■ **What you will do**
Give every line of the listing below as a Markdown table, skipping blank lines, with a column Row for the row number and a column Line for the line itself.

■ **Data to process**
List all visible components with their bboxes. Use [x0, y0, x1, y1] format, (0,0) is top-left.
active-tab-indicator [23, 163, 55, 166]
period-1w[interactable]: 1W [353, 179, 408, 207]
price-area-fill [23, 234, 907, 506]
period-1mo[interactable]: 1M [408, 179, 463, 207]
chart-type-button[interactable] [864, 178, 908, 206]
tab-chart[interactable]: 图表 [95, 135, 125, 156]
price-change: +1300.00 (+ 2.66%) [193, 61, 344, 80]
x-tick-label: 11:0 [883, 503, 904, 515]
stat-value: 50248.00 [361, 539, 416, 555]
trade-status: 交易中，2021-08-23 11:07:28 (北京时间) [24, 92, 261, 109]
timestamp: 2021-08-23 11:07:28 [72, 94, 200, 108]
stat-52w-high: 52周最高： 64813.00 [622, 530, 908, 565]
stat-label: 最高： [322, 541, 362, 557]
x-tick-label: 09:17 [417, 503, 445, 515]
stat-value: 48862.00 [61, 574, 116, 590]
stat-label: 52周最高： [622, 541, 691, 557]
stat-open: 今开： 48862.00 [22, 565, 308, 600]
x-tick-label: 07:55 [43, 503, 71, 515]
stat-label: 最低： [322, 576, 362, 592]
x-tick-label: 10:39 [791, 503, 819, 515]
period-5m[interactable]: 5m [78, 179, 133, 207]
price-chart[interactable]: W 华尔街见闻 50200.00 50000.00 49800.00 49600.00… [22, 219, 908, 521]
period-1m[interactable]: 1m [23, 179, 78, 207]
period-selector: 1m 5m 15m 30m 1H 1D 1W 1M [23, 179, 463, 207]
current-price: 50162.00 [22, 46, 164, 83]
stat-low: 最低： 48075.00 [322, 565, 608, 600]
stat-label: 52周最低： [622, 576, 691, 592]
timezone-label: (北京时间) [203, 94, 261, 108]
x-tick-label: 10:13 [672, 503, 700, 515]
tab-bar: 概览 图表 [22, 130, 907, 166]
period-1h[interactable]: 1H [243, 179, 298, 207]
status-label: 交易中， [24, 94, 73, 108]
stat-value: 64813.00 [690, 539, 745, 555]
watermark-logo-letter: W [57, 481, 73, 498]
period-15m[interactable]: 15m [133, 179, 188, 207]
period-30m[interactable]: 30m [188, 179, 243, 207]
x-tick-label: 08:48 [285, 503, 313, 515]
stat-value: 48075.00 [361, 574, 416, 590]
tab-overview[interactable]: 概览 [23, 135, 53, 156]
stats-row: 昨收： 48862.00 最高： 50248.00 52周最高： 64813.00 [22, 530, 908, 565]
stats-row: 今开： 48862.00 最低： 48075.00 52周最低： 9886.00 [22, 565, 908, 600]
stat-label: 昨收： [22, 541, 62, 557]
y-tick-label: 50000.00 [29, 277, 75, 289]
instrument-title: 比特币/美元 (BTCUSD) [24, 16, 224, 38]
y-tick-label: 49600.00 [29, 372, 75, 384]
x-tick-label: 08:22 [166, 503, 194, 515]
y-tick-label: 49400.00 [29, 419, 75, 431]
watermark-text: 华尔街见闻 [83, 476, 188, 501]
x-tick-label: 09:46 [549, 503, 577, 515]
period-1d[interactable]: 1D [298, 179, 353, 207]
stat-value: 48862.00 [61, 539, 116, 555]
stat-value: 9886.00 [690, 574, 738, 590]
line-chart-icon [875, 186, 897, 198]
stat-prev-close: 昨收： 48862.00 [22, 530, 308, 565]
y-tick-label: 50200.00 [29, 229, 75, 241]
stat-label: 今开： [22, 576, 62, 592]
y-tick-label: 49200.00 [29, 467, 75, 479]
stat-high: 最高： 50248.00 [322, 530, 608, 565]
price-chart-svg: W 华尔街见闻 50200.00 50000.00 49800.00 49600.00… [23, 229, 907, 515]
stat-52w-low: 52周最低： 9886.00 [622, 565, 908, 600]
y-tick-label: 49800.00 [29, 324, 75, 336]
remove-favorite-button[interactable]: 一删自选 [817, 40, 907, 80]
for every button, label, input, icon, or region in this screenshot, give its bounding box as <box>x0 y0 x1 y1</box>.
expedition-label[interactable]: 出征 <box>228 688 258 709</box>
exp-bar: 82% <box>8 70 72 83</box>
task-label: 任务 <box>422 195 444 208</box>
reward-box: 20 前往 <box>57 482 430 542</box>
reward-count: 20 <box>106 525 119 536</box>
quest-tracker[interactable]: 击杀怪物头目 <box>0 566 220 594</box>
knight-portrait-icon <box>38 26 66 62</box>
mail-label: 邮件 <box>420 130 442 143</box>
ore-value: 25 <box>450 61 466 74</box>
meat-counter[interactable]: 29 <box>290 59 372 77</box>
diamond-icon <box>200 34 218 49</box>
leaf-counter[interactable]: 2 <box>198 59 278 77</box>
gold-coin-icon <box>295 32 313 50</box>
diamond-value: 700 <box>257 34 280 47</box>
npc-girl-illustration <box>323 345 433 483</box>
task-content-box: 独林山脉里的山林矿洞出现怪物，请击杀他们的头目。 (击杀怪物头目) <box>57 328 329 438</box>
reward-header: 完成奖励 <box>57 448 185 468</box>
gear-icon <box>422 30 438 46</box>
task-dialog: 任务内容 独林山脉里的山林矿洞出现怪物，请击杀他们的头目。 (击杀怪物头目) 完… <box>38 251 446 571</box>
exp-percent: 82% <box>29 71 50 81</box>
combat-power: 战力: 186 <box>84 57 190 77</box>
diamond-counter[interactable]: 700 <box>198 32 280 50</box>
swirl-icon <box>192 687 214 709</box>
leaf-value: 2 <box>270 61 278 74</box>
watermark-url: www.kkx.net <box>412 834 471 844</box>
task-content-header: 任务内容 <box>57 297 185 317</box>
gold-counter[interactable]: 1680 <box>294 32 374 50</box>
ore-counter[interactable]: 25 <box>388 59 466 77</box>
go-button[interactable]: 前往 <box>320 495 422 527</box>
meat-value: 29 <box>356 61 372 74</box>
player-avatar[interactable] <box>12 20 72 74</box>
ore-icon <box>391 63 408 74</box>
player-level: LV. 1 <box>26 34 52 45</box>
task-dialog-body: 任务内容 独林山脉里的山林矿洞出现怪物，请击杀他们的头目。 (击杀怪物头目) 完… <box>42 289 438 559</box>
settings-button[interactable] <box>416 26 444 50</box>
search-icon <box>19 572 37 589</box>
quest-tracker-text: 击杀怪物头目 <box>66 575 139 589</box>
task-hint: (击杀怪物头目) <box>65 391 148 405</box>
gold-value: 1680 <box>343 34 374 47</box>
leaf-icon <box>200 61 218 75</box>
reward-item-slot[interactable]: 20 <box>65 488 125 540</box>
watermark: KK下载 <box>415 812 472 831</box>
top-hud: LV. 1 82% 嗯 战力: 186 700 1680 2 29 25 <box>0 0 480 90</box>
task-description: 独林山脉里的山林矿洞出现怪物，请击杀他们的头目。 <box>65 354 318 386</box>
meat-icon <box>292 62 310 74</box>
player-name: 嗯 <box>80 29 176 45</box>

■ **In response**
| Row | Line |
|---|---|
| 1 | List all visible components with their bboxes. Use [x0, y0, x1, y1] format, (0,0) is top-left. |
| 2 | active-tab-indicator [23, 163, 55, 166] |
| 3 | period-1w[interactable]: 1W [353, 179, 408, 207] |
| 4 | price-area-fill [23, 234, 907, 506] |
| 5 | period-1mo[interactable]: 1M [408, 179, 463, 207] |
| 6 | chart-type-button[interactable] [864, 178, 908, 206] |
| 7 | tab-chart[interactable]: 图表 [95, 135, 125, 156] |
| 8 | price-change: +1300.00 (+ 2.66%) [193, 61, 344, 80] |
| 9 | x-tick-label: 11:0 [883, 503, 904, 515] |
| 10 | stat-value: 50248.00 [361, 539, 416, 555] |
| 11 | trade-status: 交易中，2021-08-23 11:07:28 (北京时间) [24, 92, 261, 109] |
| 12 | timestamp: 2021-08-23 11:07:28 [72, 94, 200, 108] |
| 13 | stat-52w-high: 52周最高： 64813.00 [622, 530, 908, 565] |
| 14 | stat-label: 最高： [322, 541, 362, 557] |
| 15 | x-tick-label: 09:17 [417, 503, 445, 515] |
| 16 | stat-value: 48862.00 [61, 574, 116, 590] |
| 17 | stat-label: 52周最高： [622, 541, 691, 557] |
| 18 | stat-open: 今开： 48862.00 [22, 565, 308, 600] |
| 19 | x-tick-label: 07:55 [43, 503, 71, 515] |
| 20 | stat-label: 最低： [322, 576, 362, 592] |
| 21 | x-tick-label: 10:39 [791, 503, 819, 515] |
| 22 | period-5m[interactable]: 5m [78, 179, 133, 207] |
| 23 | price-chart[interactable]: W 华尔街见闻 50200.00 50000.00 49800.00 49600.00… [22, 219, 908, 521] |
| 24 | period-1m[interactable]: 1m [23, 179, 78, 207] |
| 25 | period-selector: 1m 5m 15m 30m 1H 1D 1W 1M [23, 179, 463, 207] |
| 26 | current-price: 50162.00 [22, 46, 164, 83] |
| 27 | stat-low: 最低： 48075.00 [322, 565, 608, 600] |
| 28 | stat-label: 52周最低： [622, 576, 691, 592] |
| 29 | timezone-label: (北京时间) [203, 94, 261, 108] |
| 30 | x-tick-label: 10:13 [672, 503, 700, 515] |
| 31 | tab-bar: 概览 图表 [22, 130, 907, 166] |
| 32 | period-1h[interactable]: 1H [243, 179, 298, 207] |
| 33 | status-label: 交易中， [24, 94, 73, 108] |
| 34 | stat-value: 64813.00 [690, 539, 745, 555] |
| 35 | watermark-logo-letter: W [57, 481, 73, 498] |
| 36 | period-15m[interactable]: 15m [133, 179, 188, 207] |
| 37 | period-30m[interactable]: 30m [188, 179, 243, 207] |
| 38 | x-tick-label: 08:48 [285, 503, 313, 515] |
| 39 | stat-value: 48075.00 [361, 574, 416, 590] |
| 40 | tab-overview[interactable]: 概览 [23, 135, 53, 156] |
| 41 | stats-row: 昨收： 48862.00 最高： 50248.00 52周最高： 64813.00 [22, 530, 908, 565] |
| 42 | stats-row: 今开： 48862.00 最低： 48075.00 52周最低： 9886.00 [22, 565, 908, 600] |
| 43 | stat-label: 昨收： [22, 541, 62, 557] |
| 44 | y-tick-label: 50000.00 [29, 277, 75, 289] |
| 45 | instrument-title: 比特币/美元 (BTCUSD) [24, 16, 224, 38] |
| 46 | y-tick-label: 49600.00 [29, 372, 75, 384] |
| 47 | x-tick-label: 08:22 [166, 503, 194, 515] |
| 48 | y-tick-label: 49400.00 [29, 419, 75, 431] |
| 49 | watermark-text: 华尔街见闻 [83, 476, 188, 501] |
| 50 | x-tick-label: 09:46 [549, 503, 577, 515] |
| 51 | period-1d[interactable]: 1D [298, 179, 353, 207] |
| 52 | stat-value: 48862.00 [61, 539, 116, 555] |
| 53 | stat-value: 9886.00 [690, 574, 738, 590] |
| 54 | line-chart-icon [875, 186, 897, 198] |
| 55 | stat-prev-close: 昨收： 48862.00 [22, 530, 308, 565] |
| 56 | y-tick-label: 50200.00 [29, 229, 75, 241] |
| 57 | stat-label: 今开： [22, 576, 62, 592] |
| 58 | y-tick-label: 49200.00 [29, 467, 75, 479] |
| 59 | stat-high: 最高： 50248.00 [322, 530, 608, 565] |
| 60 | price-chart-svg: W 华尔街见闻 50200.00 50000.00 49800.00 49600.00… [23, 229, 907, 515] |
| 61 | stat-52w-low: 52周最低： 9886.00 [622, 565, 908, 600] |
| 62 | y-tick-label: 49800.00 [29, 324, 75, 336] |
| 63 | remove-favorite-button[interactable]: 一删自选 [817, 40, 907, 80] |
| 64 | for every button, label, input, icon, or region in this screenshot, give its bounding box as <box>x0 y0 x1 y1</box>. |
| 65 | expedition-label[interactable]: 出征 <box>228 688 258 709</box> |
| 66 | exp-bar: 82% <box>8 70 72 83</box> |
| 67 | task-label: 任务 <box>422 195 444 208</box> |
| 68 | reward-box: 20 前往 <box>57 482 430 542</box> |
| 69 | reward-count: 20 <box>106 525 119 536</box> |
| 70 | quest-tracker[interactable]: 击杀怪物头目 <box>0 566 220 594</box> |
| 71 | knight-portrait-icon <box>38 26 66 62</box> |
| 72 | mail-label: 邮件 <box>420 130 442 143</box> |
| 73 | ore-value: 25 <box>450 61 466 74</box> |
| 74 | meat-counter[interactable]: 29 <box>290 59 372 77</box> |
| 75 | diamond-icon <box>200 34 218 49</box> |
| 76 | leaf-counter[interactable]: 2 <box>198 59 278 77</box> |
| 77 | gold-coin-icon <box>295 32 313 50</box> |
| 78 | diamond-value: 700 <box>257 34 280 47</box> |
| 79 | npc-girl-illustration <box>323 345 433 483</box> |
| 80 | task-content-box: 独林山脉里的山林矿洞出现怪物，请击杀他们的头目。 (击杀怪物头目) <box>57 328 329 438</box> |
| 81 | reward-header: 完成奖励 <box>57 448 185 468</box> |
| 82 | gear-icon <box>422 30 438 46</box> |
| 83 | task-dialog: 任务内容 独林山脉里的山林矿洞出现怪物，请击杀他们的头目。 (击杀怪物头目) 完… <box>38 251 446 571</box> |
| 84 | exp-percent: 82% <box>29 71 50 81</box> |
| 85 | combat-power: 战力: 186 <box>84 57 190 77</box> |
| 86 | diamond-counter[interactable]: 700 <box>198 32 280 50</box> |
| 87 | swirl-icon <box>192 687 214 709</box> |
| 88 | leaf-value: 2 <box>270 61 278 74</box> |
| 89 | watermark-url: www.kkx.net <box>412 834 471 844</box> |
| 90 | task-content-header: 任务内容 <box>57 297 185 317</box> |
| 91 | gold-counter[interactable]: 1680 <box>294 32 374 50</box> |
| 92 | ore-counter[interactable]: 25 <box>388 59 466 77</box> |
| 93 | go-button[interactable]: 前往 <box>320 495 422 527</box> |
| 94 | meat-value: 29 <box>356 61 372 74</box> |
| 95 | player-avatar[interactable] <box>12 20 72 74</box> |
| 96 | ore-icon <box>391 63 408 74</box> |
| 97 | player-level: LV. 1 <box>26 34 52 45</box> |
| 98 | task-dialog-body: 任务内容 独林山脉里的山林矿洞出现怪物，请击杀他们的头目。 (击杀怪物头目) 完… <box>42 289 438 559</box> |
| 99 | settings-button[interactable] <box>416 26 444 50</box> |
| 100 | search-icon <box>19 572 37 589</box> |
| 101 | quest-tracker-text: 击杀怪物头目 <box>66 575 139 589</box> |
| 102 | task-hint: (击杀怪物头目) <box>65 391 148 405</box> |
| 103 | gold-value: 1680 <box>343 34 374 47</box> |
| 104 | leaf-icon <box>200 61 218 75</box> |
| 105 | reward-item-slot[interactable]: 20 <box>65 488 125 540</box> |
| 106 | watermark: KK下载 <box>415 812 472 831</box> |
| 107 | top-hud: LV. 1 82% 嗯 战力: 186 700 1680 2 29 25 <box>0 0 480 90</box> |
| 108 | task-description: 独林山脉里的山林矿洞出现怪物，请击杀他们的头目。 <box>65 354 318 386</box> |
| 109 | meat-icon <box>292 62 310 74</box> |
| 110 | player-name: 嗯 <box>80 29 176 45</box> |